-- Supplied data --
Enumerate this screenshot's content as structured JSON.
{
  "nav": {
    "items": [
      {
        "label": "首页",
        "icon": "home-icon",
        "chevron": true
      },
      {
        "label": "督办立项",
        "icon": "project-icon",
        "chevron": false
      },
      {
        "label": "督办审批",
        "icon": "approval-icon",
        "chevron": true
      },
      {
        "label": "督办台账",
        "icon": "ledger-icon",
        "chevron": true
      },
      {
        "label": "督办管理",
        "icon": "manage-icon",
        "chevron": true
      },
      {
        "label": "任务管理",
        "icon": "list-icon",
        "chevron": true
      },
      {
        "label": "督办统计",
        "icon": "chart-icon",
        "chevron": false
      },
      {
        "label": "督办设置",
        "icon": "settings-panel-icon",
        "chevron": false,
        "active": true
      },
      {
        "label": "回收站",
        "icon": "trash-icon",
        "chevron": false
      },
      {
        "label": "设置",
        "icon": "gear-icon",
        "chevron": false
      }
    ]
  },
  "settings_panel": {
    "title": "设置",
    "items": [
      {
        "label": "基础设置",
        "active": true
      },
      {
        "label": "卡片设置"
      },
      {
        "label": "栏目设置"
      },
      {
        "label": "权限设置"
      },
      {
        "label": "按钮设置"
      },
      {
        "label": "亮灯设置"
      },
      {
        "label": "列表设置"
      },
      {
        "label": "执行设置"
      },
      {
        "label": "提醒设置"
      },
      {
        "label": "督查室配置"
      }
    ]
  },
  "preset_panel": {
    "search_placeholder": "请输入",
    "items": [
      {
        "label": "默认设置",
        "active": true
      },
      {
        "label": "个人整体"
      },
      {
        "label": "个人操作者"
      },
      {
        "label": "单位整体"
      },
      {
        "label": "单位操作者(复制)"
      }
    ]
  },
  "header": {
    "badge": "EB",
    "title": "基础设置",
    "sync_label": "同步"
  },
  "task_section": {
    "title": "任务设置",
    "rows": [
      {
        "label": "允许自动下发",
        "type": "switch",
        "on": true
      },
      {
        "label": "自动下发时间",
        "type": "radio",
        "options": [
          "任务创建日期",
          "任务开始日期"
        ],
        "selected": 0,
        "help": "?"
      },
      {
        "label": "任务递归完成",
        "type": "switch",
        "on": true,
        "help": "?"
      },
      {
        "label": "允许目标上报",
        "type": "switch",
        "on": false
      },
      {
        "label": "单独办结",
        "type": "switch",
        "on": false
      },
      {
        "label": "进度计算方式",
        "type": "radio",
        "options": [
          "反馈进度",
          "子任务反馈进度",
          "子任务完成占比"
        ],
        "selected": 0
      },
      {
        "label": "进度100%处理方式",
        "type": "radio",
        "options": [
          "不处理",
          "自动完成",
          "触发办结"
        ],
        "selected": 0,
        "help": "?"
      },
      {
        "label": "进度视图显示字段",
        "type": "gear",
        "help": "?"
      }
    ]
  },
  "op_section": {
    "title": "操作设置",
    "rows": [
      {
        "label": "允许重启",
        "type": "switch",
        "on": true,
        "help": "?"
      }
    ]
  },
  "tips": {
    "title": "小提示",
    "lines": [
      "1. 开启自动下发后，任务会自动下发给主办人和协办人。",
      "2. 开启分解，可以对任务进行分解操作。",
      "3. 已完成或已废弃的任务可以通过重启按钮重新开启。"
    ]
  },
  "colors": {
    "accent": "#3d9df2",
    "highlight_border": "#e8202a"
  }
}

-- Short exercise --
Reproduce the records above exactly.

-- Expected answer --
Enumerate this screenshot's content as structured JSON.
{
  "nav": {
    "items": [
      {
        "label": "首页",
        "icon": "home-icon",
        "chevron": true
      },
      {
        "label": "督办立项",
        "icon": "project-icon",
        "chevron": false
      },
      {
        "label": "督办审批",
        "icon": "approval-icon",
        "chevron": true
      },
      {
        "label": "督办台账",
        "icon": "ledger-icon",
        "chevron": true
      },
      {
        "label": "督办管理",
        "icon": "manage-icon",
        "chevron": true
      },
      {
        "label": "任务管理",
        "icon": "list-icon",
        "chevron": true
      },
      {
        "label": "督办统计",
        "icon": "chart-icon",
        "chevron": false
      },
      {
        "label": "督办设置",
        "icon": "settings-panel-icon",
        "chevron": false,
        "active": true
      },
      {
        "label": "回收站",
        "icon": "trash-icon",
        "chevron": false
      },
      {
        "label": "设置",
        "icon": "gear-icon",
        "chevron": false
      }
    ]
  },
  "settings_panel": {
    "title": "设置",
    "items": [
      {
        "label": "基础设置",
        "active": true
      },
      {
        "label": "卡片设置"
      },
      {
        "label": "栏目设置"
      },
      {
        "label": "权限设置"
      },
      {
        "label": "按钮设置"
      },
      {
        "label": "亮灯设置"
      },
      {
        "label": "列表设置"
      },
      {
        "label": "执行设置"
      },
      {
        "label": "提醒设置"
      },
      {
        "label": "督查室配置"
      }
    ]
  },
  "preset_panel": {
    "search_placeholder": "请输入",
    "items": [
      {
        "label": "默认设置",
        "active": true
      },
      {
        "label": "个人整体"
      },
      {
        "label": "个人操作者"
      },
      {
        "label": "单位整体"
      },
      {
        "label": "单位操作者(复制)"
      }
    ]
  },
  "header": {
    "badge": "EB",
    "title": "基础设置",
    "sync_label": "同步"
  },
  "task_section": {
    "title": "任务设置",
    "rows": [
      {
        "label": "允许自动下发",
        "type": "switch",
        "on": true
      },
      {
        "label": "自动下发时间",
        "type": "radio",
        "options": [
          "任务创建日期",
          "任务开始日期"
        ],
        "selected": 0,
        "help": "?"
      },
      {
        "label": "任务递归完成",
        "type": "switch",
        "on": true,
        "help": "?"
      },
      {
        "label": "允许目标上报",
        "type": "switch",
        "on": false
      },
      {
        "label": "单独办结",
        "type": "switch",
        "on": false
      },
      {
        "label": "进度计算方式",
        "type": "radio",
        "options": [
          "反馈进度",
          "子任务反馈进度",
          "子任务完成占比"
        ],
        "selected": 0
      },
      {
        "label": "进度100%处理方式",
        "type": "radio",
        "options": [
          "不处理",
          "自动完成",
          "触发办结"
        ],
        "selected": 0,
        "help": "?"
      },
      {
        "label": "进度视图显示字段",
        "type": "gear",
        "help": "?"
      }
    ]
  },
  "op_section": {
    "title": "操作设置",
    "rows": [
      {
        "label": "允许重启",
        "type": "switch",
        "on": true,
        "help": "?"
      }
    ]
  },
  "tips": {
    "title": "小提示",
    "lines": [
      "1. 开启自动下发后，任务会自动下发给主办人和协办人。",
      "2. 开启分解，可以对任务进行分解操作。",
      "3. 已完成或已废弃的任务可以通过重启按钮重新开启。"
    ]
  },
  "colors": {
    "accent": "#3d9df2",
    "highlight_border": "#e8202a"
  }
}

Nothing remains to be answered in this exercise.